(Stored records)

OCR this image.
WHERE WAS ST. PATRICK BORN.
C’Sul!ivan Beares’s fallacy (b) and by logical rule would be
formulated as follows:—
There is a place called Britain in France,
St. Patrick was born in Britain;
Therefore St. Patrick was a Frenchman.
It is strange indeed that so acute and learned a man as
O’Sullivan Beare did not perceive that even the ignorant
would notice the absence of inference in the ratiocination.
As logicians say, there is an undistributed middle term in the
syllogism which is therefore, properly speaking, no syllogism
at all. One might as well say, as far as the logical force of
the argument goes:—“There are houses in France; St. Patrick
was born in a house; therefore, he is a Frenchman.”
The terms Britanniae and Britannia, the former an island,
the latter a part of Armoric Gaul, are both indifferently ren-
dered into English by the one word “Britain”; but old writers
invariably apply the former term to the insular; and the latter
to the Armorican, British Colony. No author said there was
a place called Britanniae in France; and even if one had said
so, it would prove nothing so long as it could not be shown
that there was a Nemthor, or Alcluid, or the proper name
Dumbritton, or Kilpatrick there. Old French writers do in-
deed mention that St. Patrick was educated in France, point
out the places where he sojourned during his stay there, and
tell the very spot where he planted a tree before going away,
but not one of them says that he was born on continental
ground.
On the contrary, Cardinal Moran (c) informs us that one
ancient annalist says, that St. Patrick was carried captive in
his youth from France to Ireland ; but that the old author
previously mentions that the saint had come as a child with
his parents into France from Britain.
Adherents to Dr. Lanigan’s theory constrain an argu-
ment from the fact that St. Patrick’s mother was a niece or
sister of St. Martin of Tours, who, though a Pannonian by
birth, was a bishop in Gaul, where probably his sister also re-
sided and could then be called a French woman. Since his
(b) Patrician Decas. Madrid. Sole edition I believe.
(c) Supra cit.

Objective: Recopy the whole listing exactly.

Exercise result:
OCR this image.
WHERE WAS ST. PATRICK BORN.
C’Sul!ivan Beares’s fallacy (b) and by logical rule would be
formulated as follows:—
There is a place called Britain in France,
St. Patrick was born in Britain;
Therefore St. Patrick was a Frenchman.
It is strange indeed that so acute and learned a man as
O’Sullivan Beare did not perceive that even the ignorant
would notice the absence of inference in the ratiocination.
As logicians say, there is an undistributed middle term in the
syllogism which is therefore, properly speaking, no syllogism
at all. One might as well say, as far as the logical force of
the argument goes:—“There are houses in France; St. Patrick
was born in a house; therefore, he is a Frenchman.”
The terms Britanniae and Britannia, the former an island,
the latter a part of Armoric Gaul, are both indifferently ren-
dered into English by the one word “Britain”; but old writers
invariably apply the former term to the insular; and the latter
to the Armorican, British Colony. No author said there was
a place called Britanniae in France; and even if one had said
so, it would prove nothing so long as it could not be shown
that there was a Nemthor, or Alcluid, or the proper name
Dumbritton, or Kilpatrick there. Old French writers do in-
deed mention that St. Patrick was educated in France, point
out the places where he sojourned during his stay there, and
tell the very spot where he planted a tree before going away,
but not one of them says that he was born on continental
ground.
On the contrary, Cardinal Moran (c) informs us that one
ancient annalist says, that St. Patrick was carried captive in
his youth from France to Ireland ; but that the old author
previously mentions that the saint had come as a child with
his parents into France from Britain.
Adherents to Dr. Lanigan’s theory constrain an argu-
ment from the fact that St. Patrick’s mother was a niece or
sister of St. Martin of Tours, who, though a Pannonian by
birth, was a bishop in Gaul, where probably his sister also re-
sided and could then be called a French woman. Since his
(b) Patrician Decas. Madrid. Sole edition I believe.
(c) Supra cit.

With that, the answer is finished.